OBJETIVO DE LA TAREA:
Resume en dos oraciones el texto sobre Eulogio, por favor.

TEXTO PROPORCIONADO:
□ □ □ □ □
Confidenció a sus íntimos: «Tengo miedo a mis malas obras. Mis
pecados me atormentan. Veo su monstruosidad. Medito frecuentemente en el
juicio que me espera, y me siento merecedor de fuertes castigos. Apenas
me atrevo a mirar el cielo, abrumado por el peso de mi conciencia».
Este sentimiento de indignidad que acompaña a los santos, le instaba a
emprender un camino de peregrinación para expiación de sus culpas. Roma
era su objetivo, pero su idea de llegar a pie era casi un imposible. De
modo que pospuso este proyecto.
Hombre de vasta cultura, inquieto como las personas inteligentes que
no pasan por la vida ajenas a las raíces de la historia, después de ver
frustrados sus intentos de penetrar en el país galo, que estaba sumido
en guerras, y donde se trasladaba con la idea de averiguar el paradero
de dos de sus hermanos, vivió durante un tiempo en Navarra, en Aragón y
en Toledo.
En Leire tuvo ocasión de conocer la Vida de Mahoma así como clásicos
de la literatura griega y latina, y otras obras relevantes entre las que
se incluía La ciudad de Dios de san Agustín. Y después de contribuir a
acrecentar el patrimonio espiritual de los monasterios sembrados por el
Pirinieo, cuando ya había hecho acopio de una importante formación
intelectual, regresó a Córdoba llevando con él un importante legado
bibiográfico que nutriría los centros académicos de la capital. Poco a
poco fue naciendo una especie de círculo en torno a él integrado por
sacerdotes y religiosos.
Pero en el año 850 los cristianos cordobeses quedaron estremecidos
ante la cruenta persecución que se desató contra ellos. Muchos regaron
con su sangre el amor que profesaban a Cristo, negándose a abjurar de su
fe y a colocar en el centro de sus vidas a Mahoma. Eulogio fue
apresado; junto a él se hallaba el prelado Saulo.
El artífice de su detención fue otro obispo, Recaredo, que junto a un
grupo de clérigos se puso de parte de los musulmanes. En la cárcel
redactó su obra «Memorial de los mártires». A finales del año 851 fue
liberado. Con Muhammad I, sucesor de Abderramán, la situación de los
cristianos se hizo aún más insostenible. Y Eulogio no estaba seguro en
ningún lugar. De modo que durante un tiempo el santo fue de un lado a
otro buscando proteger su vida.
El año 858 fue elegido arzobispo de Toledo, pero su glorioso martirio estaba próximo. La
joven Lucrecia, hija de mahometanos, anhelaba ser católica. Como la
obligaban a ser musulmana, ayudada por Eulogio huyó de su casa y se
refugió en la de unos católicos. Apresados ambos el año 859, fueron
condenados a muerte. La notoriedad pública de Eulogio era altísima.
□ □ □ □ □
Ítems extraídos de una colección:
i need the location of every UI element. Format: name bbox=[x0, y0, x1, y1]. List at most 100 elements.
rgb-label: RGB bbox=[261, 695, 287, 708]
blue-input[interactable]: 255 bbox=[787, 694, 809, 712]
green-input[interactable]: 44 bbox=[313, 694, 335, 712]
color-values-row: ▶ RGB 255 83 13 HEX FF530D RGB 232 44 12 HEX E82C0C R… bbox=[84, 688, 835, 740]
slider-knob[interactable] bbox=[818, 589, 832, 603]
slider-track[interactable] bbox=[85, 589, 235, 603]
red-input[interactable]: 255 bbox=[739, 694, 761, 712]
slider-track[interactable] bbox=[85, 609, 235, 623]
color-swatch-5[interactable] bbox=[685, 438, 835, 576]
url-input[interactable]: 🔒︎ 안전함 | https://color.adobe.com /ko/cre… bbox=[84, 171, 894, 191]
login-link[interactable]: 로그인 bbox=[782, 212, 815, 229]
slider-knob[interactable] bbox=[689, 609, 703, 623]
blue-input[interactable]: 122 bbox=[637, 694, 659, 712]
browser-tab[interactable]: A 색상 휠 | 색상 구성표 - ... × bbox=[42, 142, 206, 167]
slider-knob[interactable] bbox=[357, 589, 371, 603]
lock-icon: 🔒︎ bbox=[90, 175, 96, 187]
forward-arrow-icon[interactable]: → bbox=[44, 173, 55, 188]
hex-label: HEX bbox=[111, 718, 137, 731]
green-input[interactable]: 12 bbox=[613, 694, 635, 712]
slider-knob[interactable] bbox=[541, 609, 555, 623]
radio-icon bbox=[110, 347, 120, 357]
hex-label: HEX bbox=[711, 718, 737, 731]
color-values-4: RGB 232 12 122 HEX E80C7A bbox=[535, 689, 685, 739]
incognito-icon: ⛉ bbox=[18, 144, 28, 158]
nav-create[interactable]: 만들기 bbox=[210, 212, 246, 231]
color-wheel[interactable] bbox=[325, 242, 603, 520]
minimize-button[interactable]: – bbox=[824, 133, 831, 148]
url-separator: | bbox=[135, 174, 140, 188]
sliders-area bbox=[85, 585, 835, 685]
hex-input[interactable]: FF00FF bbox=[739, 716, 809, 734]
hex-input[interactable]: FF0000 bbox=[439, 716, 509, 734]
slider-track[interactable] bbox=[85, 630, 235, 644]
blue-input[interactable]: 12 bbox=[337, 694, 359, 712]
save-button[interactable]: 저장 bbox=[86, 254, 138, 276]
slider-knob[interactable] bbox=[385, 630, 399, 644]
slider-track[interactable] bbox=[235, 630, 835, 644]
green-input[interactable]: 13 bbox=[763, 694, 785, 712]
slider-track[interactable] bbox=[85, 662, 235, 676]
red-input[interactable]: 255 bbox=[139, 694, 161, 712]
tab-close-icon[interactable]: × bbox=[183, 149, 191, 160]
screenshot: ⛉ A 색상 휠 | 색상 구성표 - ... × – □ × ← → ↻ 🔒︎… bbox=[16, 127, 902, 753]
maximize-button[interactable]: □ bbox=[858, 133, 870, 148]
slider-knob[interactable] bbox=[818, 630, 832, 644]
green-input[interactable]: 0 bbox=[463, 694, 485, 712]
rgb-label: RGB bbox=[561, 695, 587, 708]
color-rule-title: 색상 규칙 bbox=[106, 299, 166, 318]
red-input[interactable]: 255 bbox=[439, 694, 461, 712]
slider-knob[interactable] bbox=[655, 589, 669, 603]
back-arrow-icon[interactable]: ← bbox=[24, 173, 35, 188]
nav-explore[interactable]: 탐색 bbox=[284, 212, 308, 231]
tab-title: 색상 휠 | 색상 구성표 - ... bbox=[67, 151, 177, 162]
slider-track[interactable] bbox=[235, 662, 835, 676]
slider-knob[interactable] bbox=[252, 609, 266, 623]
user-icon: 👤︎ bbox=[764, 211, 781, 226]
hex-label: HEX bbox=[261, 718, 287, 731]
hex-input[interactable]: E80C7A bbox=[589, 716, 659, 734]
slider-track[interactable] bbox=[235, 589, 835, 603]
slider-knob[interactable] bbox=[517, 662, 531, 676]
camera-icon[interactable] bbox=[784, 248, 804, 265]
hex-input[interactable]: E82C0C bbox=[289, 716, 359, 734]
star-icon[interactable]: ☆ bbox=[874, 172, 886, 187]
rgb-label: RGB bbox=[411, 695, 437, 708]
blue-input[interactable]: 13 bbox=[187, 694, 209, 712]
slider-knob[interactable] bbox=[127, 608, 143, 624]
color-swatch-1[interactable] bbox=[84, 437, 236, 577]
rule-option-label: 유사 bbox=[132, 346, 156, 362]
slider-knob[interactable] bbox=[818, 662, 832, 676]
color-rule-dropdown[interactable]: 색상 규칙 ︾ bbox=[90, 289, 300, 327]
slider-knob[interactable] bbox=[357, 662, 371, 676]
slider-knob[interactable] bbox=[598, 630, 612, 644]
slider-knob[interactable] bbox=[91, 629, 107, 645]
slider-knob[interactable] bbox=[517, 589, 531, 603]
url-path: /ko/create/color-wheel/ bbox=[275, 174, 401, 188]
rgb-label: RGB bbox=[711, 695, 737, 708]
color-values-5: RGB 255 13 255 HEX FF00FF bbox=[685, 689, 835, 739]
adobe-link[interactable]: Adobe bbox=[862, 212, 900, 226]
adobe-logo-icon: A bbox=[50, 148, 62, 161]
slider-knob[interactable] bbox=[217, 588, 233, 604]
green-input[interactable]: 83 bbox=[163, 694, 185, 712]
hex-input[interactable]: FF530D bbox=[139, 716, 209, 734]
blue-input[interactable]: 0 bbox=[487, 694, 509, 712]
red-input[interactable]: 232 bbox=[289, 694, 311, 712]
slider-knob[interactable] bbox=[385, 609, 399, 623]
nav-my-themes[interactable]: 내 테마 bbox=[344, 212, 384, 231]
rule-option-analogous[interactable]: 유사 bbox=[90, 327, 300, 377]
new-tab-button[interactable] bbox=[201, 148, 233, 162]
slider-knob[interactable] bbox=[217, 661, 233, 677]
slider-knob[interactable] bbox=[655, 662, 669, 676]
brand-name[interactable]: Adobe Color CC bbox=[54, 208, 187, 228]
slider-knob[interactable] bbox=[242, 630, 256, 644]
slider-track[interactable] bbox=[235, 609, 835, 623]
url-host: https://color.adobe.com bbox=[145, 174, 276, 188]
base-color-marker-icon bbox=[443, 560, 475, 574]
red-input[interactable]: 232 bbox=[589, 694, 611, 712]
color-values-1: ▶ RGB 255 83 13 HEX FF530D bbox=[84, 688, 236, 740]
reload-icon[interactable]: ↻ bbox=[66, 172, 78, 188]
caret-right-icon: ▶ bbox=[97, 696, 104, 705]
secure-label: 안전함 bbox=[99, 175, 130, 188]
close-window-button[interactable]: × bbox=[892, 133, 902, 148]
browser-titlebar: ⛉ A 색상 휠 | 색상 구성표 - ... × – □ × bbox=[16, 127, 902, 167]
□ □ □ □ □
RESPUESTA:
Tras adquirir una importante formación intelectual en los monasterios del Pirineo y regresar a Córdoba con un valioso legado bibliográfico, Eulogio fue apresado en la persecución contra los cristianos desatada en el año 850, escribió en la cárcel el «Memorial de los mártires» y quedó libre a finales del 851. Elegido arzobispo de Toledo en 858, ayudó a la joven Lucrecia, hija de mahometanos que anhelaba ser católica, a huir de su casa, y ambos fueron apresados en 859 y condenados a muerte.